** Begin ENTRIES SUPPLIED **

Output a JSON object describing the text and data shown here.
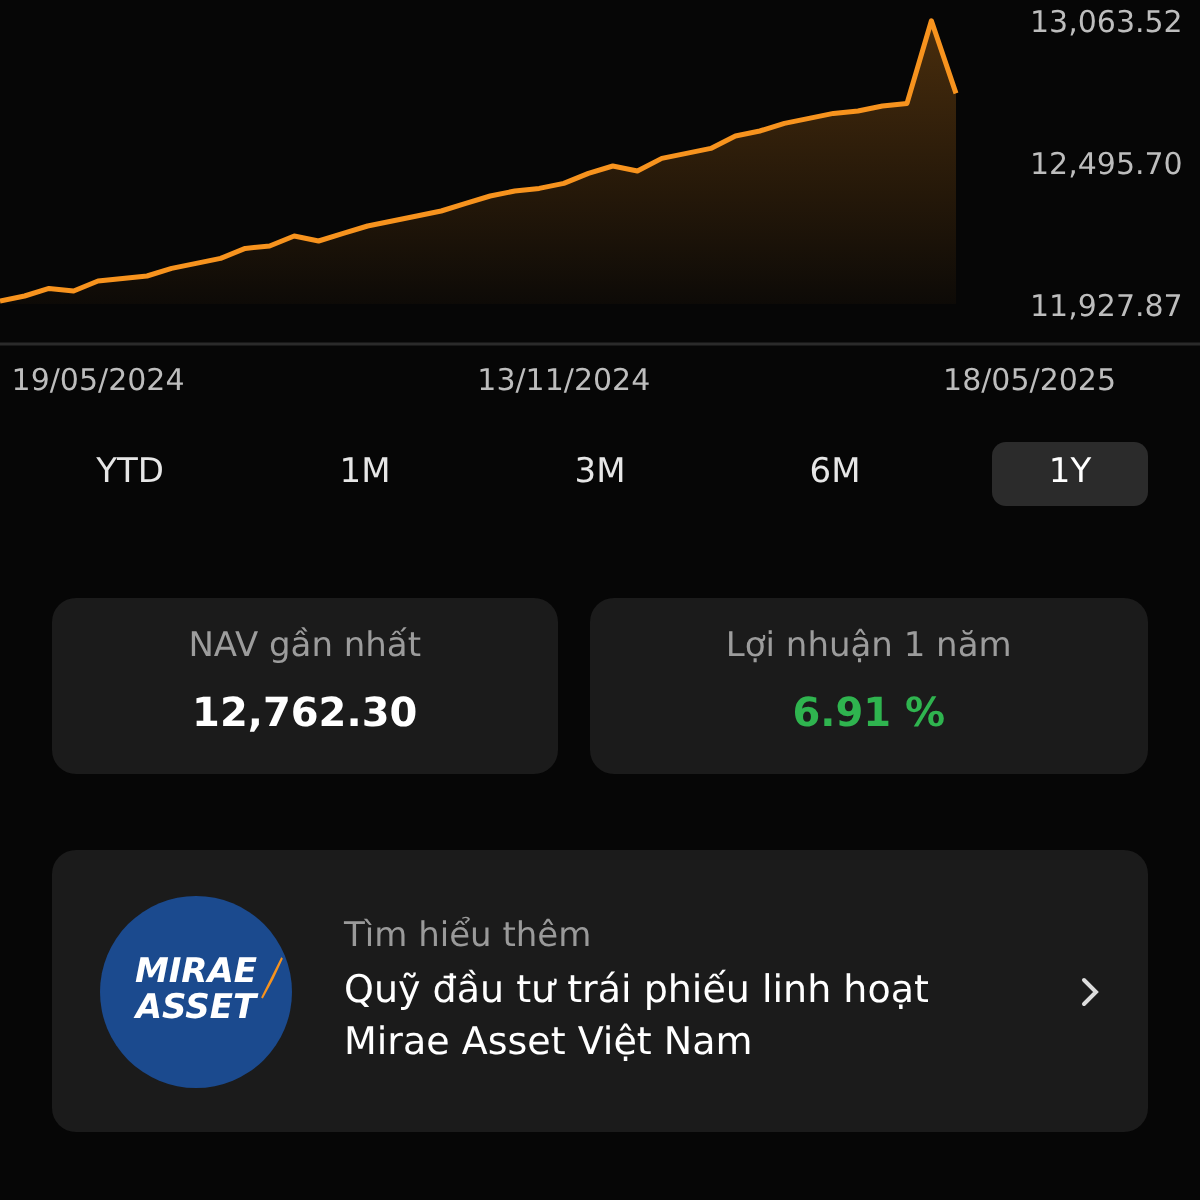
{
  "chart": {
    "chart_data": {
      "type": "area",
      "categories": [
        null,
        null,
        null,
        null,
        "19/05/2024",
        null,
        null,
        null,
        null,
        null,
        null,
        null,
        null,
        null,
        null,
        null,
        null,
        null,
        null,
        null,
        null,
        null,
        null,
        "13/11/2024",
        null,
        null,
        null,
        null,
        null,
        null,
        null,
        null,
        null,
        null,
        null,
        null,
        null,
        null,
        null,
        null,
        null,
        null,
        "18/05/2025"
      ],
      "series": [
        {
          "color": "#f7931e",
          "values": [
            11940,
            11960,
            11990,
            11980,
            12020,
            12030,
            12040,
            12070,
            12090,
            12110,
            12150,
            12160,
            12200,
            12180,
            12210,
            12240,
            12260,
            12280,
            12300,
            12330,
            12360,
            12380,
            12390,
            12410,
            12450,
            12480,
            12460,
            12510,
            12530,
            12550,
            12600,
            12620,
            12650,
            12670,
            12690,
            12700,
            12720,
            12730,
            13060,
            12770,
            null,
            null,
            null
          ]
        }
      ],
      "ylim": [
        11927.87,
        13063.52
      ],
      "yticks": [
        {
          "value": 13063.52,
          "label": "13,063.52"
        },
        {
          "value": 12495.7,
          "label": "12,495.70"
        },
        {
          "value": 11927.87,
          "label": "11,927.87"
        }
      ]
    }
  },
  "periods": [
    {
      "label": "YTD",
      "selected": false
    },
    {
      "label": "1M",
      "selected": false
    },
    {
      "label": "3M",
      "selected": false
    },
    {
      "label": "6M",
      "selected": false
    },
    {
      "label": "1Y",
      "selected": true
    }
  ],
  "stats": [
    {
      "label": "NAV gần nhất",
      "value": "12,762.30",
      "kind": "plain"
    },
    {
      "label": "Lợi nhuận 1 năm",
      "value": "6.91 %",
      "kind": "gain"
    }
  ],
  "fund_card": {
    "logo_text": "MIRAE ASSET",
    "eyebrow": "Tìm hiểu thêm",
    "title": "Quỹ đầu tư trái phiếu linh hoạt Mirae Asset Việt Nam"
  }
}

** End ENTRIES SUPPLIED **

## EXERCISE DESCRIPTION:
Transcribe the whole listing exactly. Pictures stay out of your copy.

## SOLUTION:
Output a JSON object describing the text and data shown here.
{
  "chart": {
    "chart_data": {
      "type": "area",
      "categories": [
        null,
        null,
        null,
        null,
        "19/05/2024",
        null,
        null,
        null,
        null,
        null,
        null,
        null,
        null,
        null,
        null,
        null,
        null,
        null,
        null,
        null,
        null,
        null,
        null,
        "13/11/2024",
        null,
        null,
        null,
        null,
        null,
        null,
        null,
        null,
        null,
        null,
        null,
        null,
        null,
        null,
        null,
        null,
        null,
        null,
        "18/05/2025"
      ],
      "series": [
        {
          "color": "#f7931e",
          "values": [
            11940,
            11960,
            11990,
            11980,
            12020,
            12030,
            12040,
            12070,
            12090,
            12110,
            12150,
            12160,
            12200,
            12180,
            12210,
            12240,
            12260,
            12280,
            12300,
            12330,
            12360,
            12380,
            12390,
            12410,
            12450,
            12480,
            12460,
            12510,
            12530,
            12550,
            12600,
            12620,
            12650,
            12670,
            12690,
            12700,
            12720,
            12730,
            13060,
            12770,
            null,
            null,
            null
          ]
        }
      ],
      "ylim": [
        11927.87,
        13063.52
      ],
      "yticks": [
        {
          "value": 13063.52,
          "label": "13,063.52"
        },
        {
          "value": 12495.7,
          "label": "12,495.70"
        },
        {
          "value": 11927.87,
          "label": "11,927.87"
        }
      ]
    }
  },
  "periods": [
    {
      "label": "YTD",
      "selected": false
    },
    {
      "label": "1M",
      "selected": false
    },
    {
      "label": "3M",
      "selected": false
    },
    {
      "label": "6M",
      "selected": false
    },
    {
      "label": "1Y",
      "selected": true
    }
  ],
  "stats": [
    {
      "label": "NAV gần nhất",
      "value": "12,762.30",
      "kind": "plain"
    },
    {
      "label": "Lợi nhuận 1 năm",
      "value": "6.91 %",
      "kind": "gain"
    }
  ],
  "fund_card": {
    "logo_text": "MIRAE ASSET",
    "eyebrow": "Tìm hiểu thêm",
    "title": "Quỹ đầu tư trái phiếu linh hoạt Mirae Asset Việt Nam"
  }
}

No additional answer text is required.